=== What the exercise asks ===
Lines containing the string "text" are to be counted; report the number and nothing more.

=== Dataset items ===
-------------------------
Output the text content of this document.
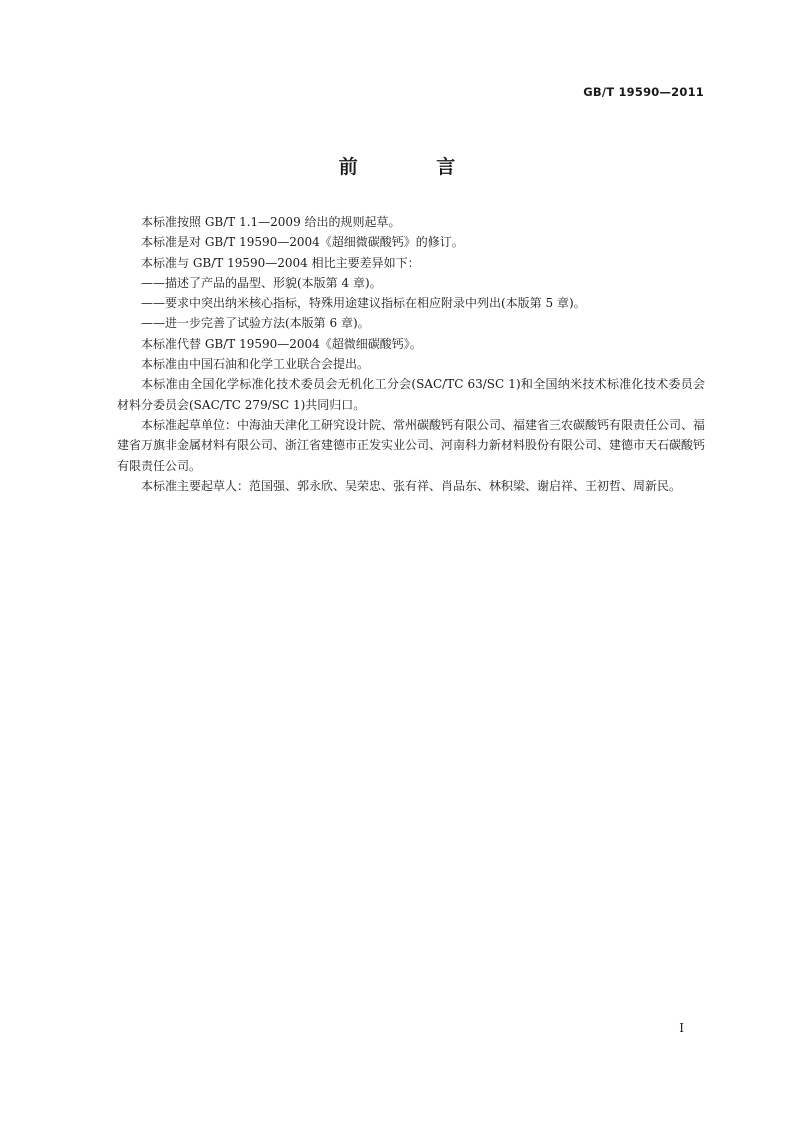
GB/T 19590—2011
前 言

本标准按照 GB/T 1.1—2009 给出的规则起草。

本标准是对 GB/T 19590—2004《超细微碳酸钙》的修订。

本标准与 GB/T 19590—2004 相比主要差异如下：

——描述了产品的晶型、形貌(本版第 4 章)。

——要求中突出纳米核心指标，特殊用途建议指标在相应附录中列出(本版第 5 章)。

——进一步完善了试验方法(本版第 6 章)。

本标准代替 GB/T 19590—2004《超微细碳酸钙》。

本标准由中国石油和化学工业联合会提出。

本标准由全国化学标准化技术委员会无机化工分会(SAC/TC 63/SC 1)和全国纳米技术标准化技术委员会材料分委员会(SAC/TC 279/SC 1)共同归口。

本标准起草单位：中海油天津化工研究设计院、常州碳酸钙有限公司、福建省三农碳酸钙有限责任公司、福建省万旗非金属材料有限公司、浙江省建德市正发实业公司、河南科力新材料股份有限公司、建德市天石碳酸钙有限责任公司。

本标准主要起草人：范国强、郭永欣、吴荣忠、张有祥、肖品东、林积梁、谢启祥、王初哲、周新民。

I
-------------------------
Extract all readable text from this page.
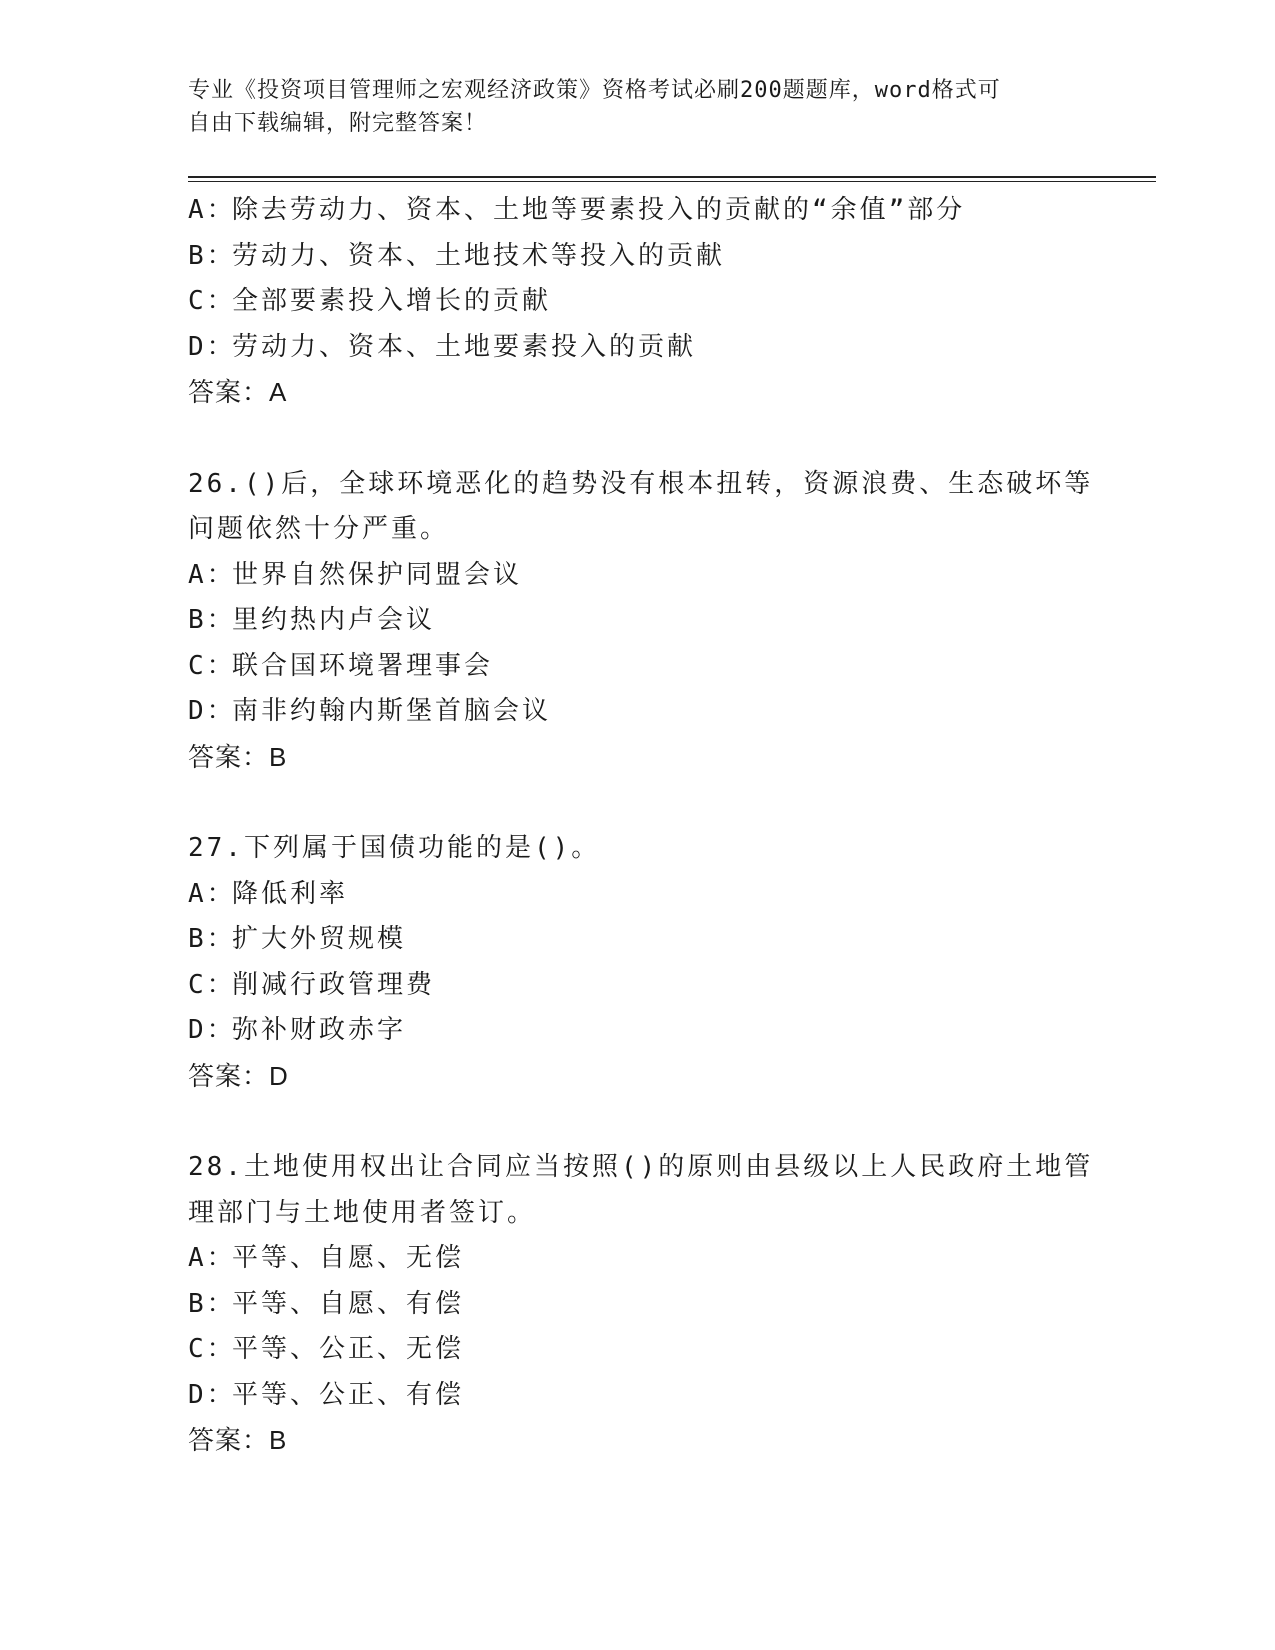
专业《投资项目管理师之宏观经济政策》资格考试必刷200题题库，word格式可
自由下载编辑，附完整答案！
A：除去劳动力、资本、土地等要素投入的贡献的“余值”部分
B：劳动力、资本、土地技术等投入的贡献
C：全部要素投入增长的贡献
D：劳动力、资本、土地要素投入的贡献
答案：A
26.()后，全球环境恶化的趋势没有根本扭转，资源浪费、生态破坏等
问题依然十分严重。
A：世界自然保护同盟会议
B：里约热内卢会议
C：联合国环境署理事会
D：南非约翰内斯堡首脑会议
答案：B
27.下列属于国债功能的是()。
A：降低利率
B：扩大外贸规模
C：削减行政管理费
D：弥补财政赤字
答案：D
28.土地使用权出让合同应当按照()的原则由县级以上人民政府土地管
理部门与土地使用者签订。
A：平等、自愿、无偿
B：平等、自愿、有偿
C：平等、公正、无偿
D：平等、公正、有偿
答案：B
-------------------------
=== Reply ===
2